[Items from a data source]

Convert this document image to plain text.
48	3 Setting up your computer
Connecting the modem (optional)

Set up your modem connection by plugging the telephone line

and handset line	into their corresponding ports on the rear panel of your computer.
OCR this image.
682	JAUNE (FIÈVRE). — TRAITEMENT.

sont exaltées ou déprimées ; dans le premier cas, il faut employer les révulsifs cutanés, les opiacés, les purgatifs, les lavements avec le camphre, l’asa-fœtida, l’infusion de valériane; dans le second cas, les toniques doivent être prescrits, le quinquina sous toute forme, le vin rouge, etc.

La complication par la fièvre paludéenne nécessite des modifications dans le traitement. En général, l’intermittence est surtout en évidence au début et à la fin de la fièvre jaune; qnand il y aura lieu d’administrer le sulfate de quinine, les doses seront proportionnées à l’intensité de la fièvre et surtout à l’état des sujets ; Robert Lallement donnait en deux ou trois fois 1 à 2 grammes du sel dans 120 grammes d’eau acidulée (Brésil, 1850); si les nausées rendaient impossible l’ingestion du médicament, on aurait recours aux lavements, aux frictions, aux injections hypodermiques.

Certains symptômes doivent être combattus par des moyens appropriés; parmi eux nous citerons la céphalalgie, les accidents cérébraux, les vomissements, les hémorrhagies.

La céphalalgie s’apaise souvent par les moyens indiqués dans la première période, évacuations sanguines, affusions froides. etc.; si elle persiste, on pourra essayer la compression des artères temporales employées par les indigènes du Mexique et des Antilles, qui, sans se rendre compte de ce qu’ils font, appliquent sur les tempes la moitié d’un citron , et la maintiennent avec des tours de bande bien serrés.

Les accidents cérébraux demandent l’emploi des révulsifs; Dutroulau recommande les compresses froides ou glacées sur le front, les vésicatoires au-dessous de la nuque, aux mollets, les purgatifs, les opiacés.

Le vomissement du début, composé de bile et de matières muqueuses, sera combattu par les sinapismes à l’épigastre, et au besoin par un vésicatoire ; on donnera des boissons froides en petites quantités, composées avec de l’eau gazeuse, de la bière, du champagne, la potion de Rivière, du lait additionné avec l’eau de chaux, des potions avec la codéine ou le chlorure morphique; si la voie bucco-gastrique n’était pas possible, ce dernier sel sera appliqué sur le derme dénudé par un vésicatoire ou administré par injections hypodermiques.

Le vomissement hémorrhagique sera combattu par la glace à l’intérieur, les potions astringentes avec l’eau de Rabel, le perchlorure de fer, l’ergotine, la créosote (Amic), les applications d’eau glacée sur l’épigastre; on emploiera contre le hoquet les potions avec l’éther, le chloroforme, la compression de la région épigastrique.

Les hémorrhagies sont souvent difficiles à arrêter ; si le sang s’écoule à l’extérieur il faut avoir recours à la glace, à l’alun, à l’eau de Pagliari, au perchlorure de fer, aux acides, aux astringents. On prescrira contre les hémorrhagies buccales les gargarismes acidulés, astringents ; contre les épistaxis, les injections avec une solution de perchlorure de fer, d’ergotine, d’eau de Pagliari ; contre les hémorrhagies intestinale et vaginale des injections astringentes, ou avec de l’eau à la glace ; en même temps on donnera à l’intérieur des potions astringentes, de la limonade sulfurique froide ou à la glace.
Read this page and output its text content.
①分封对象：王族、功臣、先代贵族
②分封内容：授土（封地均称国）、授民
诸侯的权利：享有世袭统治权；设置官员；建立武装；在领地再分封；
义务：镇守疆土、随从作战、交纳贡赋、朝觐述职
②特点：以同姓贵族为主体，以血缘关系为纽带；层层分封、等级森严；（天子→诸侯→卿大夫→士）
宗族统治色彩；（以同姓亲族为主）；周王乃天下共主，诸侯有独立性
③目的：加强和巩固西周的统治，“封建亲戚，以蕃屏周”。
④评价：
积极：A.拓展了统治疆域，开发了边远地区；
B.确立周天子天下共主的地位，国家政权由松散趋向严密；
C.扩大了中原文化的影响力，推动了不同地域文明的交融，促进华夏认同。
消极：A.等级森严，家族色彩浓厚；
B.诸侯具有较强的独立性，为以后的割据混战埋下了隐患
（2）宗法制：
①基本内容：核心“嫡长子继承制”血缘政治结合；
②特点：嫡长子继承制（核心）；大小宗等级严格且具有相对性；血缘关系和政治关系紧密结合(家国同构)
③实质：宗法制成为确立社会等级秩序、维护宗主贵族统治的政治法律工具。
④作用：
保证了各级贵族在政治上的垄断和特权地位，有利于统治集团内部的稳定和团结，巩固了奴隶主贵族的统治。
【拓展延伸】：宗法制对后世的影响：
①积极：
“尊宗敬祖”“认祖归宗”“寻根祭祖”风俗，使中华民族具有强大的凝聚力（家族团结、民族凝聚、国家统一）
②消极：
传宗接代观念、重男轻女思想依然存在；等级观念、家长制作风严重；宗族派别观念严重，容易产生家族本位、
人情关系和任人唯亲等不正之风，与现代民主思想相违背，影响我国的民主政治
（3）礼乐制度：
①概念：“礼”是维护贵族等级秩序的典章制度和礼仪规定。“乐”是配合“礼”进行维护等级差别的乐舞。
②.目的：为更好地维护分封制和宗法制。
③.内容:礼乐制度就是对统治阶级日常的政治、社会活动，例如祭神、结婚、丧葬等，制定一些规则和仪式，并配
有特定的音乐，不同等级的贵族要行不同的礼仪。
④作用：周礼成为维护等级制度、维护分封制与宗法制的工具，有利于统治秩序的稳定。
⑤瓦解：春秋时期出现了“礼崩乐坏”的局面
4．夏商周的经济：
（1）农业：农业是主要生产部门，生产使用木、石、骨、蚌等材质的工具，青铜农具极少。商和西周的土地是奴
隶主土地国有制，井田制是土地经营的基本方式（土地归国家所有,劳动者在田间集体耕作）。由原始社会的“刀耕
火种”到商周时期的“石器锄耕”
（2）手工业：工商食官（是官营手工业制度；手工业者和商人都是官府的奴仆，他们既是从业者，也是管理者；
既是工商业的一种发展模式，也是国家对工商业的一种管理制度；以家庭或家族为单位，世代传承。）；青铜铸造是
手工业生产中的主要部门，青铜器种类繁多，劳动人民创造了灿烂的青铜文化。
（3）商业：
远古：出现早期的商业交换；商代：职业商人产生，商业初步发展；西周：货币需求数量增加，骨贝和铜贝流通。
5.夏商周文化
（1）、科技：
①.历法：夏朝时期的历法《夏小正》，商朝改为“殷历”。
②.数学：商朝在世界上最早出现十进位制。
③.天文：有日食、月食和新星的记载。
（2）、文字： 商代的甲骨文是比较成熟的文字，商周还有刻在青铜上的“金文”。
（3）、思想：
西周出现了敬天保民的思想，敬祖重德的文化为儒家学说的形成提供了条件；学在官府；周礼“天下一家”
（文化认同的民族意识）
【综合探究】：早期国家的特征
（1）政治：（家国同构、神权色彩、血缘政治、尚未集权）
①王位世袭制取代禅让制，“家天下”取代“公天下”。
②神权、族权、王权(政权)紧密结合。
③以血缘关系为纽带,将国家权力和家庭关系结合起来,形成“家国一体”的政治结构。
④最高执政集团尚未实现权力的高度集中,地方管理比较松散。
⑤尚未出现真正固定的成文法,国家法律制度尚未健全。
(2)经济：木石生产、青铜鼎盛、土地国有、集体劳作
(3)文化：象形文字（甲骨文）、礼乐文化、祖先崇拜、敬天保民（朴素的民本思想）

§ **Exercise instructions**: Copy every line of the entries above in which "家国同构" occurs.

§ **Solution to this task**:
②特点：嫡长子继承制（核心）；大小宗等级严格且具有相对性；血缘关系和政治关系紧密结合(家国同构)
（1）政治：（家国同构、神权色彩、血缘政治、尚未集权）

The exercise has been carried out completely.